- REQUIREMENT: Copy every record below, exactly as written.

- RAW RECORDS:
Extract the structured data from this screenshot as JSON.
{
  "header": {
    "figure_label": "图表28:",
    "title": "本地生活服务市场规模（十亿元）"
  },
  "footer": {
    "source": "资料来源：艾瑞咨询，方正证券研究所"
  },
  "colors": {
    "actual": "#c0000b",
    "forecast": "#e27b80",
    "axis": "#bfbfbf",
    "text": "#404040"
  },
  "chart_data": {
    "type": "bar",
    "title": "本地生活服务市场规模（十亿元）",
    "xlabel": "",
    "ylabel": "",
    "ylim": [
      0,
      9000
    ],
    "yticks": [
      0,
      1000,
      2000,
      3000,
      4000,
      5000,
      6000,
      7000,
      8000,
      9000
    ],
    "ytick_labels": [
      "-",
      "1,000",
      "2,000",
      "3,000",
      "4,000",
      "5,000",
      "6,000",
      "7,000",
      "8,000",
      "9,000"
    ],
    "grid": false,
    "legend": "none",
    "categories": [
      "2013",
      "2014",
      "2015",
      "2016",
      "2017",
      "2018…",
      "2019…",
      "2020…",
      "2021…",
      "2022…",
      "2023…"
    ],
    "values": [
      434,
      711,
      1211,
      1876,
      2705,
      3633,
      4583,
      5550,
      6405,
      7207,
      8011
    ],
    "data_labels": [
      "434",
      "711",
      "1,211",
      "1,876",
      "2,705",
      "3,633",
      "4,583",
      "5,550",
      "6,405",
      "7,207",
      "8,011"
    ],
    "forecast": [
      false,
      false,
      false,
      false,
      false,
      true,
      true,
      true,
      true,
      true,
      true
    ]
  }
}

- CORRECT OUTPUT:
Extract the structured data from this screenshot as JSON.
{
  "header": {
    "figure_label": "图表28:",
    "title": "本地生活服务市场规模（十亿元）"
  },
  "footer": {
    "source": "资料来源：艾瑞咨询，方正证券研究所"
  },
  "colors": {
    "actual": "#c0000b",
    "forecast": "#e27b80",
    "axis": "#bfbfbf",
    "text": "#404040"
  },
  "chart_data": {
    "type": "bar",
    "title": "本地生活服务市场规模（十亿元）",
    "xlabel": "",
    "ylabel": "",
    "ylim": [
      0,
      9000
    ],
    "yticks": [
      0,
      1000,
      2000,
      3000,
      4000,
      5000,
      6000,
      7000,
      8000,
      9000
    ],
    "ytick_labels": [
      "-",
      "1,000",
      "2,000",
      "3,000",
      "4,000",
      "5,000",
      "6,000",
      "7,000",
      "8,000",
      "9,000"
    ],
    "grid": false,
    "legend": "none",
    "categories": [
      "2013",
      "2014",
      "2015",
      "2016",
      "2017",
      "2018…",
      "2019…",
      "2020…",
      "2021…",
      "2022…",
      "2023…"
    ],
    "values": [
      434,
      711,
      1211,
      1876,
      2705,
      3633,
      4583,
      5550,
      6405,
      7207,
      8011
    ],
    "data_labels": [
      "434",
      "711",
      "1,211",
      "1,876",
      "2,705",
      "3,633",
      "4,583",
      "5,550",
      "6,405",
      "7,207",
      "8,011"
    ],
    "forecast": [
      false,
      false,
      false,
      false,
      false,
      true,
      true,
      true,
      true,
      true,
      true
    ]
  }
}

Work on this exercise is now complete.